Exercise requirements => The records below should be written out again, exactly.

++++++++

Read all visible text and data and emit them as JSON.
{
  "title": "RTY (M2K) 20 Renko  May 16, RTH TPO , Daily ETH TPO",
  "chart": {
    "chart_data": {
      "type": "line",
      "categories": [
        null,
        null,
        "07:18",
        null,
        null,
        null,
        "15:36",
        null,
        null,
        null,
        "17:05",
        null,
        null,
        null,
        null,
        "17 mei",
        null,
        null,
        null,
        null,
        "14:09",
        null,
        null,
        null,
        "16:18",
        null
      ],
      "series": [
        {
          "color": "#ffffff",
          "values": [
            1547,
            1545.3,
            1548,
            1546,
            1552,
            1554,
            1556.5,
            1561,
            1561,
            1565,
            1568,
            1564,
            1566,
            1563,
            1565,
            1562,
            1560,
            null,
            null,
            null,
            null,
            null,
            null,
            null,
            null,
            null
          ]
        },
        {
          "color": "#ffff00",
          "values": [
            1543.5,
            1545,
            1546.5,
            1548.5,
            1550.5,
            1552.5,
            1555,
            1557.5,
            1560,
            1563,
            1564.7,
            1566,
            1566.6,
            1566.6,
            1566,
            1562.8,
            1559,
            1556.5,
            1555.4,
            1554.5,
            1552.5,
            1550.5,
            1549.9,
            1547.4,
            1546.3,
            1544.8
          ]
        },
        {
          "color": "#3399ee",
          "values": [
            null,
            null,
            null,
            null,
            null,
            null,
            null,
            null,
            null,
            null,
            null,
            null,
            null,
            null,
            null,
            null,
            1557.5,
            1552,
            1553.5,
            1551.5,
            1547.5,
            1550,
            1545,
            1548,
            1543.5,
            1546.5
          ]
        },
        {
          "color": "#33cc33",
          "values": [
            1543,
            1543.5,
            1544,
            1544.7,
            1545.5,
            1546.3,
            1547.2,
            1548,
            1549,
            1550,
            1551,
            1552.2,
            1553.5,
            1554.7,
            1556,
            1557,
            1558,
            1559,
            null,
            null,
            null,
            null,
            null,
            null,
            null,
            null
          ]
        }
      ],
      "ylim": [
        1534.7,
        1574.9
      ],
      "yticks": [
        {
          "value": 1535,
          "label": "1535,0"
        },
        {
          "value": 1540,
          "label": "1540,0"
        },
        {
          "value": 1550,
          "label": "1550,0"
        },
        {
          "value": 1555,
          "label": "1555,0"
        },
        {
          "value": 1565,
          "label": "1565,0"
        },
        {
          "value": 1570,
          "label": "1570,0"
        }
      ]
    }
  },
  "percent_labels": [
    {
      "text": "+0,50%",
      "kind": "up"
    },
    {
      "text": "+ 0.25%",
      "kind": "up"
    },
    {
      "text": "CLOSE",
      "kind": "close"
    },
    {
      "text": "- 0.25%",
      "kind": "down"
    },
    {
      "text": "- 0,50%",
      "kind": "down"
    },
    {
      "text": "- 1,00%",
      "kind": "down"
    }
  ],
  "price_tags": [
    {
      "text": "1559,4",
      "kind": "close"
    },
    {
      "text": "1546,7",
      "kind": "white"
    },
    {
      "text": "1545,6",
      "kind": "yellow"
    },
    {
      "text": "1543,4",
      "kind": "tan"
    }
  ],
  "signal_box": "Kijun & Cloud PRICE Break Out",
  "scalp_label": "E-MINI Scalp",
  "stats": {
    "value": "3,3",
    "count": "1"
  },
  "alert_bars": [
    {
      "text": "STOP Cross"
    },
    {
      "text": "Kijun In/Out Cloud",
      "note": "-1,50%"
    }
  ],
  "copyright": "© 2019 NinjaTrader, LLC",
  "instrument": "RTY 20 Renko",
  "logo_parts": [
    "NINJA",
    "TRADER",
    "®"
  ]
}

++++++++

Task solution =>
Read all visible text and data and emit them as JSON.
{
  "title": "RTY (M2K) 20 Renko  May 16, RTH TPO , Daily ETH TPO",
  "chart": {
    "chart_data": {
      "type": "line",
      "categories": [
        null,
        null,
        "07:18",
        null,
        null,
        null,
        "15:36",
        null,
        null,
        null,
        "17:05",
        null,
        null,
        null,
        null,
        "17 mei",
        null,
        null,
        null,
        null,
        "14:09",
        null,
        null,
        null,
        "16:18",
        null
      ],
      "series": [
        {
          "color": "#ffffff",
          "values": [
            1547,
            1545.3,
            1548,
            1546,
            1552,
            1554,
            1556.5,
            1561,
            1561,
            1565,
            1568,
            1564,
            1566,
            1563,
            1565,
            1562,
            1560,
            null,
            null,
            null,
            null,
            null,
            null,
            null,
            null,
            null
          ]
        },
        {
          "color": "#ffff00",
          "values": [
            1543.5,
            1545,
            1546.5,
            1548.5,
            1550.5,
            1552.5,
            1555,
            1557.5,
            1560,
            1563,
            1564.7,
            1566,
            1566.6,
            1566.6,
            1566,
            1562.8,
            1559,
            1556.5,
            1555.4,
            1554.5,
            1552.5,
            1550.5,
            1549.9,
            1547.4,
            1546.3,
            1544.8
          ]
        },
        {
          "color": "#3399ee",
          "values": [
            null,
            null,
            null,
            null,
            null,
            null,
            null,
            null,
            null,
            null,
            null,
            null,
            null,
            null,
            null,
            null,
            1557.5,
            1552,
            1553.5,
            1551.5,
            1547.5,
            1550,
            1545,
            1548,
            1543.5,
            1546.5
          ]
        },
        {
          "color": "#33cc33",
          "values": [
            1543,
            1543.5,
            1544,
            1544.7,
            1545.5,
            1546.3,
            1547.2,
            1548,
            1549,
            1550,
            1551,
            1552.2,
            1553.5,
            1554.7,
            1556,
            1557,
            1558,
            1559,
            null,
            null,
            null,
            null,
            null,
            null,
            null,
            null
          ]
        }
      ],
      "ylim": [
        1534.7,
        1574.9
      ],
      "yticks": [
        {
          "value": 1535,
          "label": "1535,0"
        },
        {
          "value": 1540,
          "label": "1540,0"
        },
        {
          "value": 1550,
          "label": "1550,0"
        },
        {
          "value": 1555,
          "label": "1555,0"
        },
        {
          "value": 1565,
          "label": "1565,0"
        },
        {
          "value": 1570,
          "label": "1570,0"
        }
      ]
    }
  },
  "percent_labels": [
    {
      "text": "+0,50%",
      "kind": "up"
    },
    {
      "text": "+ 0.25%",
      "kind": "up"
    },
    {
      "text": "CLOSE",
      "kind": "close"
    },
    {
      "text": "- 0.25%",
      "kind": "down"
    },
    {
      "text": "- 0,50%",
      "kind": "down"
    },
    {
      "text": "- 1,00%",
      "kind": "down"
    }
  ],
  "price_tags": [
    {
      "text": "1559,4",
      "kind": "close"
    },
    {
      "text": "1546,7",
      "kind": "white"
    },
    {
      "text": "1545,6",
      "kind": "yellow"
    },
    {
      "text": "1543,4",
      "kind": "tan"
    }
  ],
  "signal_box": "Kijun & Cloud PRICE Break Out",
  "scalp_label": "E-MINI Scalp",
  "stats": {
    "value": "3,3",
    "count": "1"
  },
  "alert_bars": [
    {
      "text": "STOP Cross"
    },
    {
      "text": "Kijun In/Out Cloud",
      "note": "-1,50%"
    }
  ],
  "copyright": "© 2019 NinjaTrader, LLC",
  "instrument": "RTY 20 Renko",
  "logo_parts": [
    "NINJA",
    "TRADER",
    "®"
  ]
}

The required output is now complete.